STATED PROBLEM: Give only the number of lines in the data that include the string "Spar".

___ THE DATA ___

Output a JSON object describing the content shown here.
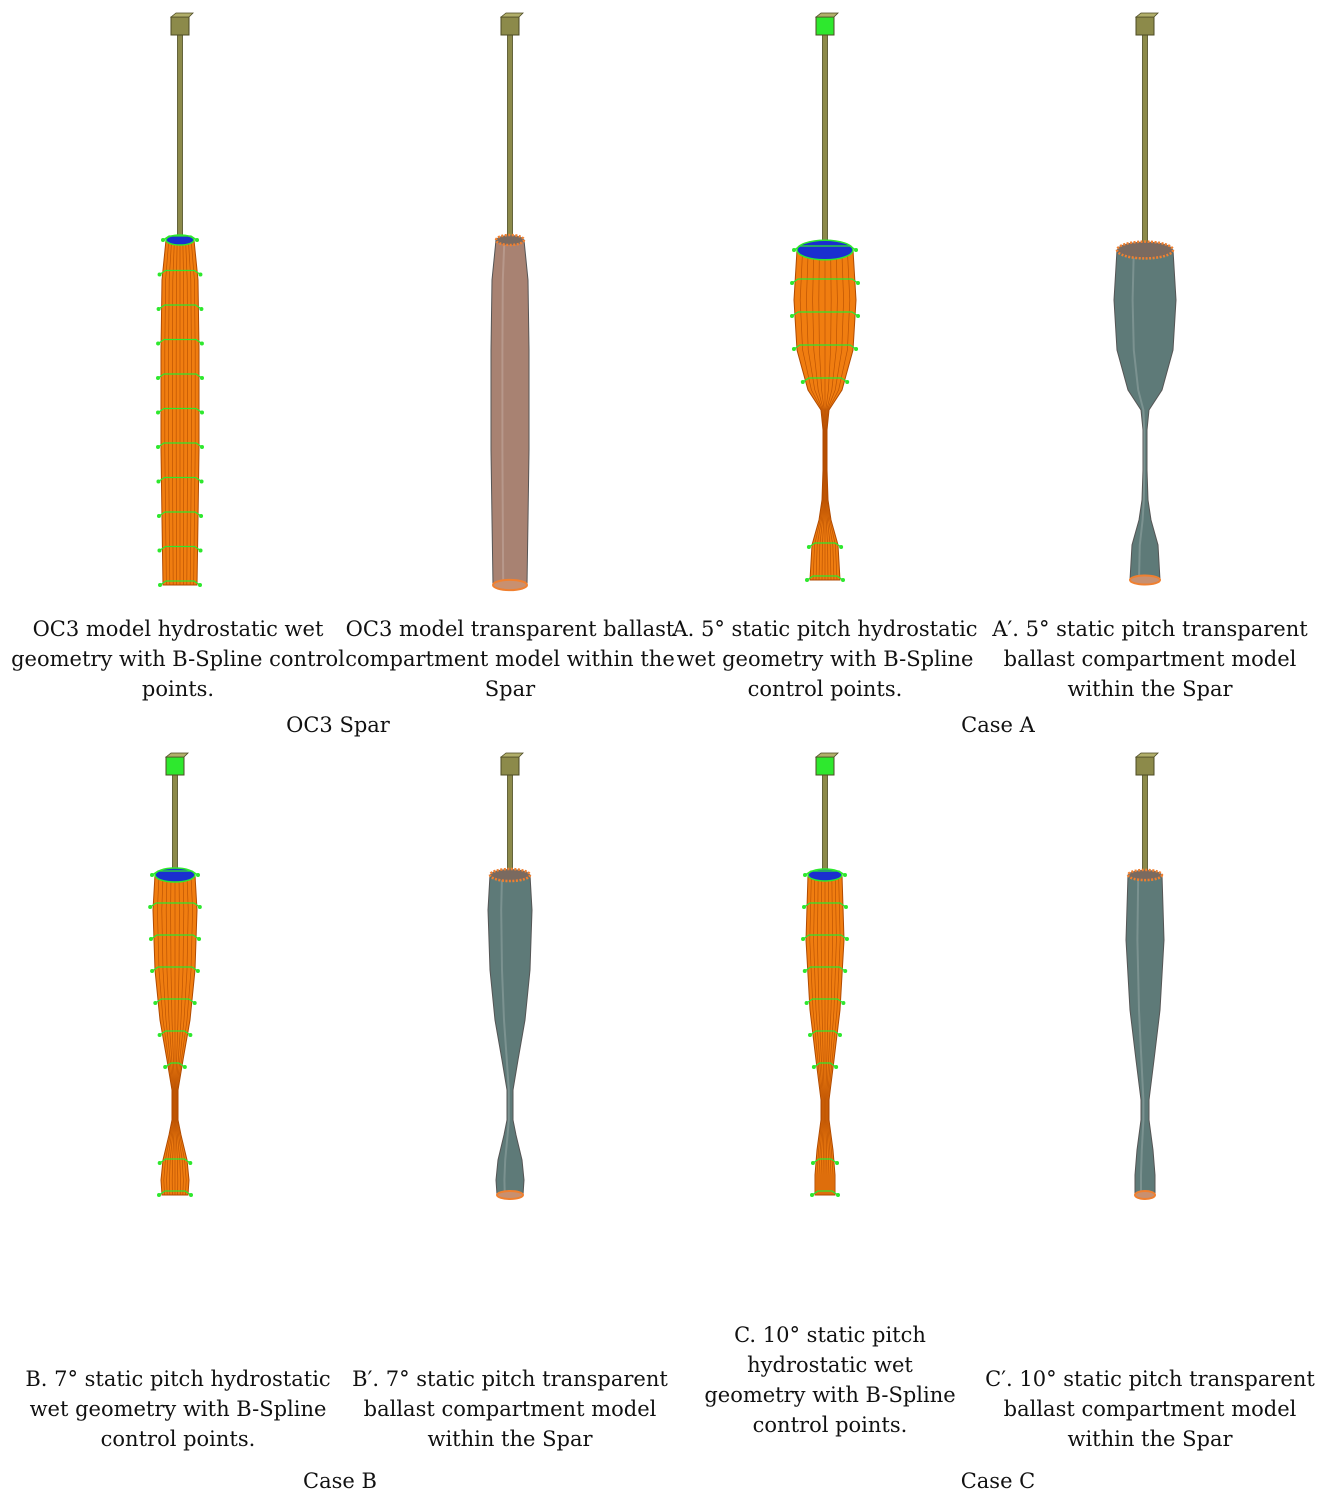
{
  "figure": {
    "groups": [
      {
        "label": "OC3 Spar",
        "panels": [
          {
            "caption": "OC3 model hydrostatic wet geometry with B-Spline control points.",
            "style": "wet",
            "shape": "straight"
          },
          {
            "caption": "OC3 model transparent ballast compartment model within the Spar",
            "style": "solid-brown",
            "shape": "straight"
          }
        ]
      },
      {
        "label": "Case A",
        "panels": [
          {
            "caption": "A. 5° static pitch hydrostatic wet geometry with B-Spline control points.",
            "style": "wet",
            "shape": "bulb-A"
          },
          {
            "caption": "A′. 5° static pitch transparent ballast compartment model within the Spar",
            "style": "solid-grey",
            "shape": "bulb-A"
          }
        ]
      },
      {
        "label": "Case B",
        "panels": [
          {
            "caption": "B. 7° static pitch hydrostatic wet geometry with B-Spline control points.",
            "style": "wet",
            "shape": "waist-B"
          },
          {
            "caption": "B′. 7° static pitch transparent ballast compartment model within the Spar",
            "style": "solid-grey",
            "shape": "waist-B"
          }
        ]
      },
      {
        "label": "Case C",
        "panels": [
          {
            "caption": "C. 10° static pitch hydrostatic wet geometry with B-Spline control points.",
            "style": "wet",
            "shape": "waist-C"
          },
          {
            "caption": "C′. 10° static pitch transparent ballast compartment model within the Spar",
            "style": "solid-grey",
            "shape": "waist-C"
          }
        ]
      }
    ],
    "colors": {
      "tower": "#8c8a4a",
      "wet_body": "#f07d10",
      "mesh_line": "#b04a00",
      "control_point": "#2ee82e",
      "top_cap": "#1a2fd0",
      "solid_brown": "#a88272",
      "solid_grey": "#5e7a78",
      "rim": "#f08030"
    }
  }
}
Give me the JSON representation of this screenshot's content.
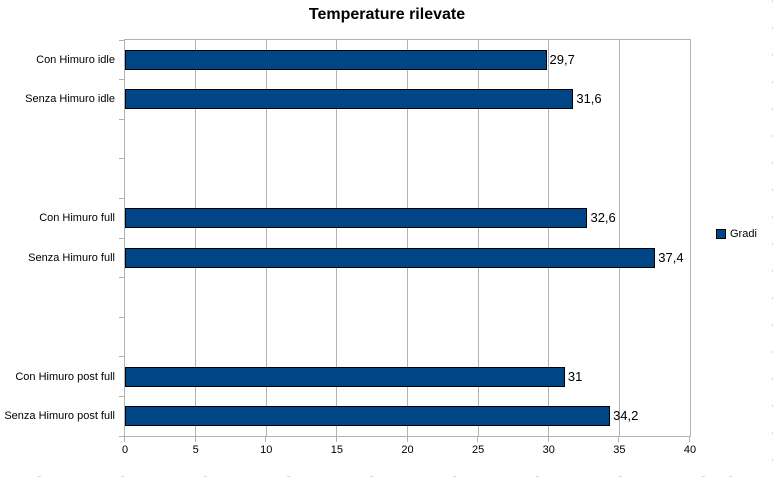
{
  "title": "Temperature rilevate",
  "legend": {
    "label": "Gradi",
    "swatch_color": "#004586"
  },
  "colors": {
    "bar_fill": "#004586",
    "bar_border": "#000000",
    "grid": "#b3b3b3",
    "text": "#000000",
    "background": "#ffffff"
  },
  "chart_data": {
    "type": "bar",
    "orientation": "horizontal",
    "title": "Temperature rilevate",
    "categories": [
      "Con Himuro idle",
      "Senza Himuro idle",
      "",
      "",
      "Con Himuro full",
      "Senza Himuro full",
      "",
      "",
      "Con Himuro post full",
      "Senza Himuro post full"
    ],
    "series": [
      {
        "name": "Gradi",
        "values": [
          29.7,
          31.6,
          null,
          null,
          32.6,
          37.4,
          null,
          null,
          31,
          34.2
        ],
        "value_labels": [
          "29,7",
          "31,6",
          "",
          "",
          "32,6",
          "37,4",
          "",
          "",
          "31",
          "34,2"
        ]
      }
    ],
    "xlabel": "",
    "ylabel": "",
    "xlim": [
      0,
      40
    ],
    "x_ticks": [
      0,
      5,
      10,
      15,
      20,
      25,
      30,
      35,
      40
    ],
    "x_tick_labels": [
      "0",
      "5",
      "10",
      "15",
      "20",
      "25",
      "30",
      "35",
      "40"
    ],
    "grid": "vertical",
    "legend_position": "right"
  }
}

___

OUTPUT: 5